WHAT IS BEING ASKED: Repeat the data below exactly, dropping any pictures it holds.
* start SUPPLIED DATA *
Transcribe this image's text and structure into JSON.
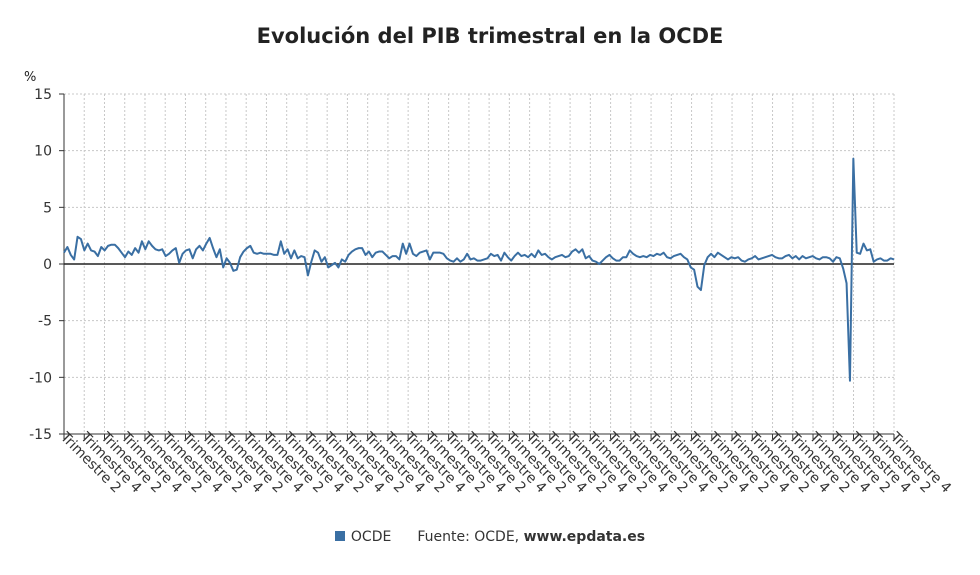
{
  "chart_data": {
    "type": "line",
    "title": "Evolución del PIB trimestral en la OCDE",
    "ylabel": "%",
    "ylim": [
      -15,
      15
    ],
    "y_ticks": [
      15,
      10,
      5,
      0,
      -5,
      -10,
      -15
    ],
    "x_tick_labels": [
      "Trimestre 2",
      "Trimestre 4"
    ],
    "grid": true,
    "legend_position": "bottom",
    "series_color": "#3a6fa3",
    "series": [
      {
        "name": "OCDE",
        "values": [
          1.0,
          1.5,
          0.8,
          0.4,
          2.4,
          2.2,
          1.2,
          1.8,
          1.2,
          1.1,
          0.7,
          1.5,
          1.2,
          1.6,
          1.7,
          1.7,
          1.4,
          1.0,
          0.6,
          1.1,
          0.8,
          1.4,
          1.0,
          2.0,
          1.3,
          2.0,
          1.6,
          1.3,
          1.2,
          1.3,
          0.7,
          0.9,
          1.2,
          1.4,
          0.1,
          0.9,
          1.2,
          1.3,
          0.5,
          1.3,
          1.6,
          1.2,
          1.8,
          2.3,
          1.4,
          0.6,
          1.3,
          -0.3,
          0.5,
          0.1,
          -0.6,
          -0.5,
          0.6,
          1.1,
          1.4,
          1.6,
          1.0,
          0.9,
          1.0,
          0.9,
          0.9,
          0.9,
          0.8,
          0.8,
          2.0,
          0.9,
          1.3,
          0.5,
          1.2,
          0.5,
          0.7,
          0.6,
          -1.0,
          0.2,
          1.2,
          1.0,
          0.2,
          0.6,
          -0.3,
          -0.1,
          0.1,
          -0.3,
          0.4,
          0.2,
          0.8,
          1.1,
          1.3,
          1.4,
          1.4,
          0.8,
          1.1,
          0.6,
          1.0,
          1.1,
          1.1,
          0.8,
          0.5,
          0.7,
          0.7,
          0.4,
          1.8,
          0.9,
          1.8,
          0.9,
          0.7,
          1.0,
          1.1,
          1.2,
          0.4,
          1.0,
          1.0,
          1.0,
          0.9,
          0.5,
          0.3,
          0.2,
          0.5,
          0.2,
          0.4,
          0.9,
          0.4,
          0.5,
          0.3,
          0.3,
          0.4,
          0.5,
          0.9,
          0.7,
          0.8,
          0.3,
          1.0,
          0.6,
          0.3,
          0.7,
          1.0,
          0.7,
          0.8,
          0.6,
          0.9,
          0.6,
          1.2,
          0.8,
          0.9,
          0.6,
          0.4,
          0.6,
          0.7,
          0.8,
          0.6,
          0.7,
          1.1,
          1.3,
          1.0,
          1.3,
          0.5,
          0.7,
          0.3,
          0.2,
          0.0,
          0.3,
          0.6,
          0.8,
          0.5,
          0.3,
          0.3,
          0.6,
          0.6,
          1.2,
          0.9,
          0.7,
          0.6,
          0.7,
          0.6,
          0.8,
          0.7,
          0.9,
          0.8,
          1.0,
          0.6,
          0.5,
          0.7,
          0.8,
          0.9,
          0.6,
          0.4,
          -0.3,
          -0.5,
          -2.0,
          -2.3,
          -0.1,
          0.6,
          0.9,
          0.6,
          1.0,
          0.8,
          0.6,
          0.4,
          0.6,
          0.5,
          0.6,
          0.3,
          0.2,
          0.4,
          0.5,
          0.7,
          0.4,
          0.5,
          0.6,
          0.7,
          0.8,
          0.6,
          0.5,
          0.5,
          0.7,
          0.8,
          0.5,
          0.7,
          0.4,
          0.7,
          0.5,
          0.6,
          0.7,
          0.5,
          0.4,
          0.6,
          0.6,
          0.5,
          0.2,
          0.6,
          0.5,
          -0.4,
          -1.7,
          -10.3,
          9.3,
          1.0,
          0.9,
          1.8,
          1.2,
          1.3,
          0.2,
          0.4,
          0.5,
          0.3,
          0.3,
          0.5,
          0.4
        ]
      }
    ]
  },
  "legend": {
    "items": [
      {
        "label": "OCDE",
        "color": "#3a6fa3"
      }
    ]
  },
  "source": {
    "prefix": "Fuente: OCDE,",
    "site": "www.epdata.es"
  }
}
* end SUPPLIED DATA *
PROBLEM SOLUTION:
Transcribe this image's text and structure into JSON.
{
  "chart_data": {
    "type": "line",
    "title": "Evolución del PIB trimestral en la OCDE",
    "ylabel": "%",
    "ylim": [
      -15,
      15
    ],
    "y_ticks": [
      15,
      10,
      5,
      0,
      -5,
      -10,
      -15
    ],
    "x_tick_labels": [
      "Trimestre 2",
      "Trimestre 4"
    ],
    "grid": true,
    "legend_position": "bottom",
    "series_color": "#3a6fa3",
    "series": [
      {
        "name": "OCDE",
        "values": [
          1.0,
          1.5,
          0.8,
          0.4,
          2.4,
          2.2,
          1.2,
          1.8,
          1.2,
          1.1,
          0.7,
          1.5,
          1.2,
          1.6,
          1.7,
          1.7,
          1.4,
          1.0,
          0.6,
          1.1,
          0.8,
          1.4,
          1.0,
          2.0,
          1.3,
          2.0,
          1.6,
          1.3,
          1.2,
          1.3,
          0.7,
          0.9,
          1.2,
          1.4,
          0.1,
          0.9,
          1.2,
          1.3,
          0.5,
          1.3,
          1.6,
          1.2,
          1.8,
          2.3,
          1.4,
          0.6,
          1.3,
          -0.3,
          0.5,
          0.1,
          -0.6,
          -0.5,
          0.6,
          1.1,
          1.4,
          1.6,
          1.0,
          0.9,
          1.0,
          0.9,
          0.9,
          0.9,
          0.8,
          0.8,
          2.0,
          0.9,
          1.3,
          0.5,
          1.2,
          0.5,
          0.7,
          0.6,
          -1.0,
          0.2,
          1.2,
          1.0,
          0.2,
          0.6,
          -0.3,
          -0.1,
          0.1,
          -0.3,
          0.4,
          0.2,
          0.8,
          1.1,
          1.3,
          1.4,
          1.4,
          0.8,
          1.1,
          0.6,
          1.0,
          1.1,
          1.1,
          0.8,
          0.5,
          0.7,
          0.7,
          0.4,
          1.8,
          0.9,
          1.8,
          0.9,
          0.7,
          1.0,
          1.1,
          1.2,
          0.4,
          1.0,
          1.0,
          1.0,
          0.9,
          0.5,
          0.3,
          0.2,
          0.5,
          0.2,
          0.4,
          0.9,
          0.4,
          0.5,
          0.3,
          0.3,
          0.4,
          0.5,
          0.9,
          0.7,
          0.8,
          0.3,
          1.0,
          0.6,
          0.3,
          0.7,
          1.0,
          0.7,
          0.8,
          0.6,
          0.9,
          0.6,
          1.2,
          0.8,
          0.9,
          0.6,
          0.4,
          0.6,
          0.7,
          0.8,
          0.6,
          0.7,
          1.1,
          1.3,
          1.0,
          1.3,
          0.5,
          0.7,
          0.3,
          0.2,
          0.0,
          0.3,
          0.6,
          0.8,
          0.5,
          0.3,
          0.3,
          0.6,
          0.6,
          1.2,
          0.9,
          0.7,
          0.6,
          0.7,
          0.6,
          0.8,
          0.7,
          0.9,
          0.8,
          1.0,
          0.6,
          0.5,
          0.7,
          0.8,
          0.9,
          0.6,
          0.4,
          -0.3,
          -0.5,
          -2.0,
          -2.3,
          -0.1,
          0.6,
          0.9,
          0.6,
          1.0,
          0.8,
          0.6,
          0.4,
          0.6,
          0.5,
          0.6,
          0.3,
          0.2,
          0.4,
          0.5,
          0.7,
          0.4,
          0.5,
          0.6,
          0.7,
          0.8,
          0.6,
          0.5,
          0.5,
          0.7,
          0.8,
          0.5,
          0.7,
          0.4,
          0.7,
          0.5,
          0.6,
          0.7,
          0.5,
          0.4,
          0.6,
          0.6,
          0.5,
          0.2,
          0.6,
          0.5,
          -0.4,
          -1.7,
          -10.3,
          9.3,
          1.0,
          0.9,
          1.8,
          1.2,
          1.3,
          0.2,
          0.4,
          0.5,
          0.3,
          0.3,
          0.5,
          0.4
        ]
      }
    ]
  },
  "legend": {
    "items": [
      {
        "label": "OCDE",
        "color": "#3a6fa3"
      }
    ]
  },
  "source": {
    "prefix": "Fuente: OCDE,",
    "site": "www.epdata.es"
  }
}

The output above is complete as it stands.